#### The input:
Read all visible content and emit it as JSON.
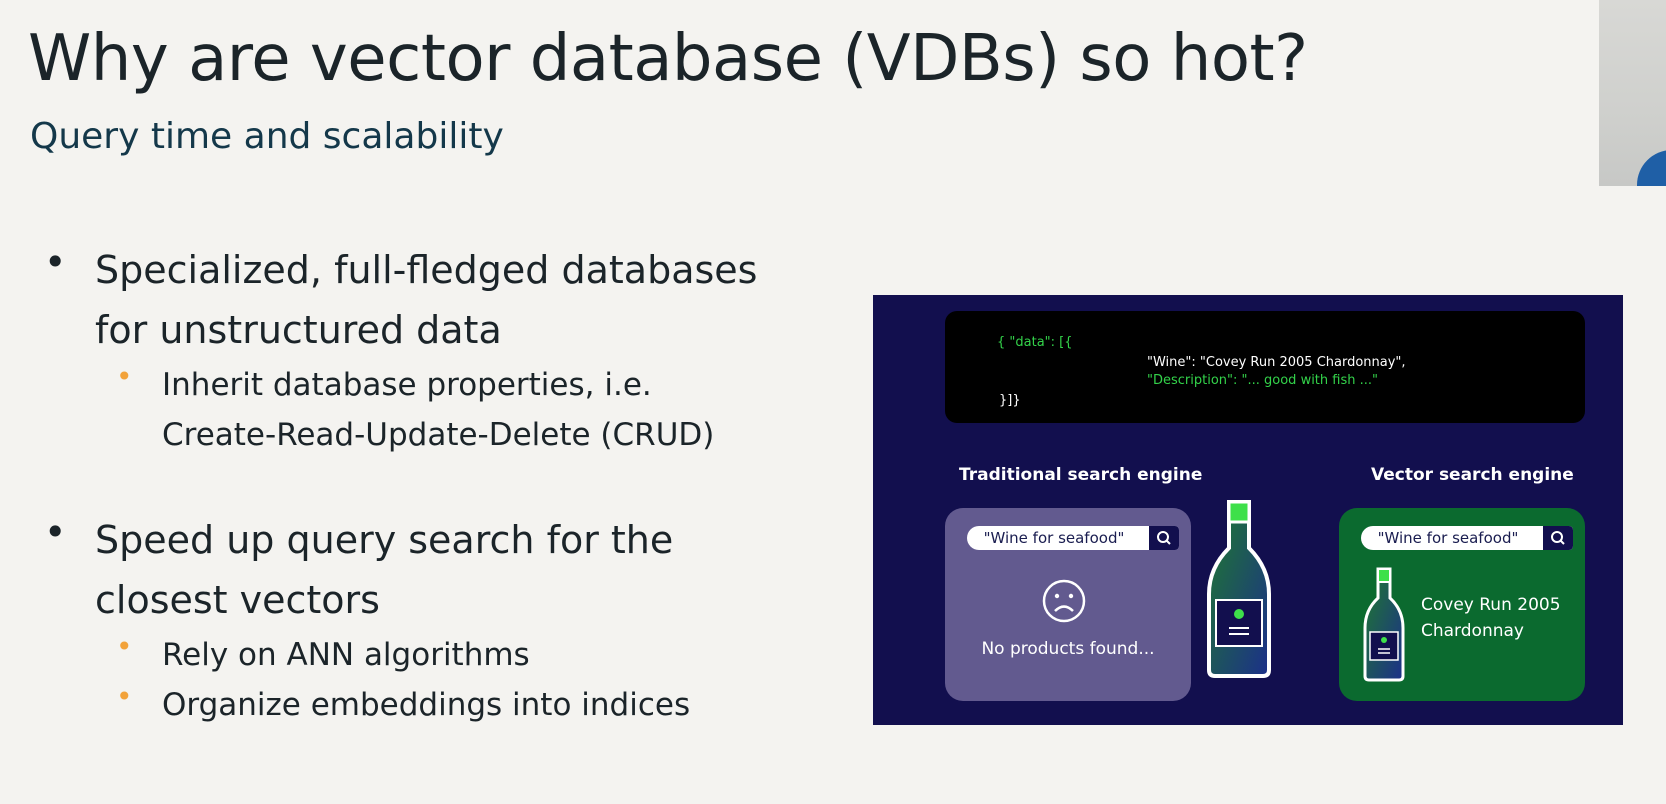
{
  "slide": {
    "title": "Why are vector database (VDBs) so hot?",
    "subtitle": "Query time and scalability",
    "bullet_marker": "•",
    "bullets": [
      {
        "lines": [
          "Specialized, full-fledged databases",
          "for unstructured data"
        ],
        "sub": [
          {
            "lines": [
              "Inherit database properties, i.e.",
              "Create-Read-Update-Delete (CRUD)"
            ]
          }
        ]
      },
      {
        "lines": [
          "Speed up query search for the",
          "closest vectors"
        ],
        "sub": [
          {
            "lines": [
              "Rely on ANN algorithms"
            ]
          },
          {
            "lines": [
              "Organize embeddings into indices"
            ]
          }
        ]
      }
    ],
    "colors": {
      "background": "#f4f3f0",
      "bullet_sub": "#f2a23a",
      "illustration_bg": "#120f4e",
      "code_green": "#33d24a",
      "panel_traditional": "#625a8f",
      "panel_vector": "#0b6a2f"
    }
  },
  "illustration": {
    "code": {
      "line1": "{ \"data\": [{",
      "line2": "\"Wine\": \"Covey Run 2005 Chardonnay\",",
      "line3": "\"Description\": \"...  good with fish ...\"",
      "line4": "}]}"
    },
    "traditional": {
      "label": "Traditional search engine",
      "query": "\"Wine for seafood\"",
      "icon": "search-icon",
      "result_icon": "sad-face-icon",
      "result": "No products found..."
    },
    "vector": {
      "label": "Vector search engine",
      "query": "\"Wine for seafood\"",
      "icon": "search-icon",
      "result_icon": "wine-bottle-icon",
      "result_line1": "Covey Run 2005",
      "result_line2": "Chardonnay"
    }
  }
}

#### Task details:
Set the listing down in full and exactly. Pictures within it should not appear in the copy.

#### Task answer:
Read all visible content and emit it as JSON.
{
  "slide": {
    "title": "Why are vector database (VDBs) so hot?",
    "subtitle": "Query time and scalability",
    "bullet_marker": "•",
    "bullets": [
      {
        "lines": [
          "Specialized, full-fledged databases",
          "for unstructured data"
        ],
        "sub": [
          {
            "lines": [
              "Inherit database properties, i.e.",
              "Create-Read-Update-Delete (CRUD)"
            ]
          }
        ]
      },
      {
        "lines": [
          "Speed up query search for the",
          "closest vectors"
        ],
        "sub": [
          {
            "lines": [
              "Rely on ANN algorithms"
            ]
          },
          {
            "lines": [
              "Organize embeddings into indices"
            ]
          }
        ]
      }
    ],
    "colors": {
      "background": "#f4f3f0",
      "bullet_sub": "#f2a23a",
      "illustration_bg": "#120f4e",
      "code_green": "#33d24a",
      "panel_traditional": "#625a8f",
      "panel_vector": "#0b6a2f"
    }
  },
  "illustration": {
    "code": {
      "line1": "{ \"data\": [{",
      "line2": "\"Wine\": \"Covey Run 2005 Chardonnay\",",
      "line3": "\"Description\": \"...  good with fish ...\"",
      "line4": "}]}"
    },
    "traditional": {
      "label": "Traditional search engine",
      "query": "\"Wine for seafood\"",
      "icon": "search-icon",
      "result_icon": "sad-face-icon",
      "result": "No products found..."
    },
    "vector": {
      "label": "Vector search engine",
      "query": "\"Wine for seafood\"",
      "icon": "search-icon",
      "result_icon": "wine-bottle-icon",
      "result_line1": "Covey Run 2005",
      "result_line2": "Chardonnay"
    }
  }
}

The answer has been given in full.